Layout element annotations
▼
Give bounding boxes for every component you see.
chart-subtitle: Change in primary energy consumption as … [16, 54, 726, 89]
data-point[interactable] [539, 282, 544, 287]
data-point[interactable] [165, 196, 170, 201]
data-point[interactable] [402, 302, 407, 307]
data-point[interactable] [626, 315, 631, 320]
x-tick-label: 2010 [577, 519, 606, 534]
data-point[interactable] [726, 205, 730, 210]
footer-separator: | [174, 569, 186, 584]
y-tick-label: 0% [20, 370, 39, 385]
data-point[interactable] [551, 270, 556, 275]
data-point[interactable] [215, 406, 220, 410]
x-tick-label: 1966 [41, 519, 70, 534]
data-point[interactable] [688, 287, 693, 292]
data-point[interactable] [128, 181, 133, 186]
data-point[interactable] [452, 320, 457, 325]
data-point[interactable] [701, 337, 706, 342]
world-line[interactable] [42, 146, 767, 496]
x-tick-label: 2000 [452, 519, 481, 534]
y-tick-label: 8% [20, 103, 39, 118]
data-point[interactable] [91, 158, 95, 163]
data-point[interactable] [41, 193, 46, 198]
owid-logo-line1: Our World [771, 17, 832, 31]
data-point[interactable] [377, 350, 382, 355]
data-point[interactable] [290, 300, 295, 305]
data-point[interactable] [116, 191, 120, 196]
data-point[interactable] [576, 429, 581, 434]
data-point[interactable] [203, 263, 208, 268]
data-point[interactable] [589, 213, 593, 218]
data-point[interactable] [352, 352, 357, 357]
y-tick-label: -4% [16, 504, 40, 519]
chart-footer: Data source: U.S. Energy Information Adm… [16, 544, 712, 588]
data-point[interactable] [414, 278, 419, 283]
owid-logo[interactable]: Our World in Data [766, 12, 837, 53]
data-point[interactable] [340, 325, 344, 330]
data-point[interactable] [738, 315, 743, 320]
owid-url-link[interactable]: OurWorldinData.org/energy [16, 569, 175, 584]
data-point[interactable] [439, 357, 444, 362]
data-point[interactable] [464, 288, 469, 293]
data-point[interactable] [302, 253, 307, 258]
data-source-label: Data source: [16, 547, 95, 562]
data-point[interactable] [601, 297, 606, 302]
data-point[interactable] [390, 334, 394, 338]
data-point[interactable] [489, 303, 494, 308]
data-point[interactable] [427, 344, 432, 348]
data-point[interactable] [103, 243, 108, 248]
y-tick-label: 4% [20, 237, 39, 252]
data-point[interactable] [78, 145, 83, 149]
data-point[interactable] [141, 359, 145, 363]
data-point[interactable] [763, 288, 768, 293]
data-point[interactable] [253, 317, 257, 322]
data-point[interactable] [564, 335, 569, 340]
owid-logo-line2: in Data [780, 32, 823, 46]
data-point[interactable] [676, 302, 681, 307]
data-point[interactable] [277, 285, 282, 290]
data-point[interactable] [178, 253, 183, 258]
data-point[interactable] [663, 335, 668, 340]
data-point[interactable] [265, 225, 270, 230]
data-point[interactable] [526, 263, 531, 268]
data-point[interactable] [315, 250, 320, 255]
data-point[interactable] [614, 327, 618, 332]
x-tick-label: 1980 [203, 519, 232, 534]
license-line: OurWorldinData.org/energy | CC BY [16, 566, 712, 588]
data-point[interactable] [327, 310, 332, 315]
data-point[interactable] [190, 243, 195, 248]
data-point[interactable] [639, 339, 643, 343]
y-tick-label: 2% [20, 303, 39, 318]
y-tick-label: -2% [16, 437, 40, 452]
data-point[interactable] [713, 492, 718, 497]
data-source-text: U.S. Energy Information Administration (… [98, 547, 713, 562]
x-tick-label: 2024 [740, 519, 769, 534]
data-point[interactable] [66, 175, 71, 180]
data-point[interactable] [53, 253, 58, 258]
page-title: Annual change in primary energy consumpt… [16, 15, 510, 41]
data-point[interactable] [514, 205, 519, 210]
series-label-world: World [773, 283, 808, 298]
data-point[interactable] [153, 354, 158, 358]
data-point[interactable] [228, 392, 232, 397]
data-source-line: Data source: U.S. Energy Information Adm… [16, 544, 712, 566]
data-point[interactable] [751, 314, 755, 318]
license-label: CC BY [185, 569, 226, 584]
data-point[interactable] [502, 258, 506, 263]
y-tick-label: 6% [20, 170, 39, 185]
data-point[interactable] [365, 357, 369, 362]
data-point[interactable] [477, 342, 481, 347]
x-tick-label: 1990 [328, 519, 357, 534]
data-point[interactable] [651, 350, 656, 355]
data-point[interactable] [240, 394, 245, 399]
▲
> [Written problem]
Please reproduce every line of the material above without any changes.

> [Result for this task]
Give bounding boxes for every component you see.
chart-subtitle: Change in primary energy consumption as … [16, 54, 726, 89]
data-point[interactable] [539, 282, 544, 287]
data-point[interactable] [165, 196, 170, 201]
data-point[interactable] [402, 302, 407, 307]
data-point[interactable] [626, 315, 631, 320]
x-tick-label: 2010 [577, 519, 606, 534]
data-point[interactable] [726, 205, 730, 210]
footer-separator: | [174, 569, 186, 584]
y-tick-label: 0% [20, 370, 39, 385]
data-point[interactable] [551, 270, 556, 275]
data-point[interactable] [215, 406, 220, 410]
x-tick-label: 1966 [41, 519, 70, 534]
data-point[interactable] [688, 287, 693, 292]
data-point[interactable] [128, 181, 133, 186]
data-point[interactable] [452, 320, 457, 325]
data-point[interactable] [701, 337, 706, 342]
world-line[interactable] [42, 146, 767, 496]
x-tick-label: 2000 [452, 519, 481, 534]
y-tick-label: 8% [20, 103, 39, 118]
data-point[interactable] [91, 158, 95, 163]
data-point[interactable] [41, 193, 46, 198]
owid-logo-line1: Our World [771, 17, 832, 31]
data-point[interactable] [377, 350, 382, 355]
data-point[interactable] [290, 300, 295, 305]
data-point[interactable] [116, 191, 120, 196]
data-point[interactable] [576, 429, 581, 434]
data-point[interactable] [203, 263, 208, 268]
data-point[interactable] [589, 213, 593, 218]
data-point[interactable] [352, 352, 357, 357]
y-tick-label: -4% [16, 504, 40, 519]
chart-footer: Data source: U.S. Energy Information Adm… [16, 544, 712, 588]
data-point[interactable] [414, 278, 419, 283]
owid-logo[interactable]: Our World in Data [766, 12, 837, 53]
data-point[interactable] [340, 325, 344, 330]
data-point[interactable] [738, 315, 743, 320]
owid-url-link[interactable]: OurWorldinData.org/energy [16, 569, 175, 584]
data-point[interactable] [439, 357, 444, 362]
data-point[interactable] [464, 288, 469, 293]
data-point[interactable] [302, 253, 307, 258]
data-source-label: Data source: [16, 547, 95, 562]
data-point[interactable] [601, 297, 606, 302]
data-point[interactable] [390, 334, 394, 338]
data-point[interactable] [489, 303, 494, 308]
data-point[interactable] [427, 344, 432, 348]
data-point[interactable] [103, 243, 108, 248]
y-tick-label: 4% [20, 237, 39, 252]
data-point[interactable] [78, 145, 83, 149]
data-point[interactable] [141, 359, 145, 363]
data-point[interactable] [763, 288, 768, 293]
data-point[interactable] [253, 317, 257, 322]
data-point[interactable] [564, 335, 569, 340]
owid-logo-line2: in Data [780, 32, 823, 46]
data-point[interactable] [676, 302, 681, 307]
data-point[interactable] [277, 285, 282, 290]
data-point[interactable] [178, 253, 183, 258]
data-point[interactable] [663, 335, 668, 340]
data-point[interactable] [265, 225, 270, 230]
data-point[interactable] [526, 263, 531, 268]
data-point[interactable] [315, 250, 320, 255]
data-point[interactable] [614, 327, 618, 332]
x-tick-label: 1980 [203, 519, 232, 534]
license-line: OurWorldinData.org/energy | CC BY [16, 566, 712, 588]
data-point[interactable] [327, 310, 332, 315]
data-point[interactable] [190, 243, 195, 248]
data-point[interactable] [639, 339, 643, 343]
y-tick-label: 2% [20, 303, 39, 318]
y-tick-label: -2% [16, 437, 40, 452]
data-point[interactable] [713, 492, 718, 497]
data-source-text: U.S. Energy Information Administration (… [98, 547, 713, 562]
x-tick-label: 2024 [740, 519, 769, 534]
data-point[interactable] [66, 175, 71, 180]
data-point[interactable] [53, 253, 58, 258]
page-title: Annual change in primary energy consumpt… [16, 15, 510, 41]
data-point[interactable] [514, 205, 519, 210]
series-label-world: World [773, 283, 808, 298]
data-point[interactable] [153, 354, 158, 358]
data-point[interactable] [228, 392, 232, 397]
data-source-line: Data source: U.S. Energy Information Adm… [16, 544, 712, 566]
data-point[interactable] [751, 314, 755, 318]
license-label: CC BY [185, 569, 226, 584]
data-point[interactable] [502, 258, 506, 263]
y-tick-label: 6% [20, 170, 39, 185]
data-point[interactable] [365, 357, 369, 362]
data-point[interactable] [477, 342, 481, 347]
x-tick-label: 1990 [328, 519, 357, 534]
data-point[interactable] [651, 350, 656, 355]
data-point[interactable] [240, 394, 245, 399]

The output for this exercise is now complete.